Pull every line that holds the word "Recall" from the entries.
----- Records to use
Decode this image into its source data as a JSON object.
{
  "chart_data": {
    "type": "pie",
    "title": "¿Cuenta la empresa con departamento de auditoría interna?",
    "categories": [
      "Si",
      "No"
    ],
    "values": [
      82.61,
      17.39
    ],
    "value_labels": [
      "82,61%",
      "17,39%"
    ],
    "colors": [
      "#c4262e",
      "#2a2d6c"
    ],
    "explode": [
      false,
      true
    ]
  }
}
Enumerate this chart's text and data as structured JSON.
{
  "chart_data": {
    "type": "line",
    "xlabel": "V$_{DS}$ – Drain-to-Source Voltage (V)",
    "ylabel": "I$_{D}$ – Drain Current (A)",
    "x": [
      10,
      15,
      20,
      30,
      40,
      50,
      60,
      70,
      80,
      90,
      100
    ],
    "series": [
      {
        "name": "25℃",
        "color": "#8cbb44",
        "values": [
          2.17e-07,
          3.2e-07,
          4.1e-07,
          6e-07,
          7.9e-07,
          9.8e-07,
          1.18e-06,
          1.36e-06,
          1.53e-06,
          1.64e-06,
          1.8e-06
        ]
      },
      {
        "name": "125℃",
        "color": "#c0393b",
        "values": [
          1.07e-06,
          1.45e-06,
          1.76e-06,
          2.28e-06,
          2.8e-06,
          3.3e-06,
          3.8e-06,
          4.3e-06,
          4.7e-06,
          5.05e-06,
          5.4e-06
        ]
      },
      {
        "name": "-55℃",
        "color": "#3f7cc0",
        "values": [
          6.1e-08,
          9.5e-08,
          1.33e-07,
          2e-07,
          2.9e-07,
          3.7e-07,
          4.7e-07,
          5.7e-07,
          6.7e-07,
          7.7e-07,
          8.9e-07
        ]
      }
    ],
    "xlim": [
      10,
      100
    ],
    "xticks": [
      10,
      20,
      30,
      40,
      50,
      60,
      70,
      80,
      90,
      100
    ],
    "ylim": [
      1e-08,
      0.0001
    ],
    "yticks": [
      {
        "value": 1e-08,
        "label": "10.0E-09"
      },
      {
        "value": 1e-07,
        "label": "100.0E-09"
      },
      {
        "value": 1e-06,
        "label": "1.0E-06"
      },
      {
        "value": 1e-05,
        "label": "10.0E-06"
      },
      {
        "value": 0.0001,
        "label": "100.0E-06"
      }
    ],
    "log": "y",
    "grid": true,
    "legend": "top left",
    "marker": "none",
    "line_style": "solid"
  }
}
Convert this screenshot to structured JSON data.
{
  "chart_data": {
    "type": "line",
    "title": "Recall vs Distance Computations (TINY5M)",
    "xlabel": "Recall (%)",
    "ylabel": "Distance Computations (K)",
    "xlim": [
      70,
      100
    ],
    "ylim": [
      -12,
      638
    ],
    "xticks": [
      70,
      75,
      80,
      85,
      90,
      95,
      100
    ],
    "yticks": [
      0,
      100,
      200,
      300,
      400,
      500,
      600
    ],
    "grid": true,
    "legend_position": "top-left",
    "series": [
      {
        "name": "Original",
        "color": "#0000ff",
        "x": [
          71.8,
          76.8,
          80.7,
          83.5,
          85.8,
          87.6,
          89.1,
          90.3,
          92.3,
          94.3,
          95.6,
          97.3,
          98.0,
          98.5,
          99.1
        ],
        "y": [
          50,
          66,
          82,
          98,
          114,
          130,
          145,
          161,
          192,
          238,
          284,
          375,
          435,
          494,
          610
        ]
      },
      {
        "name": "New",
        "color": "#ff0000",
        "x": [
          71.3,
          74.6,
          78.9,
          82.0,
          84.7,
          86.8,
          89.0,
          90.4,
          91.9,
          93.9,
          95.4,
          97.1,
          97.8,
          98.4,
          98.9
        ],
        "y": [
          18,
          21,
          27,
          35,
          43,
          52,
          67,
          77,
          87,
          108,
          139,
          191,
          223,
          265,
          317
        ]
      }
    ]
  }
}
----------
- [Output below]
    "title": "Recall vs Distance Computations (TINY5M)",
    "xlabel": "Recall (%)",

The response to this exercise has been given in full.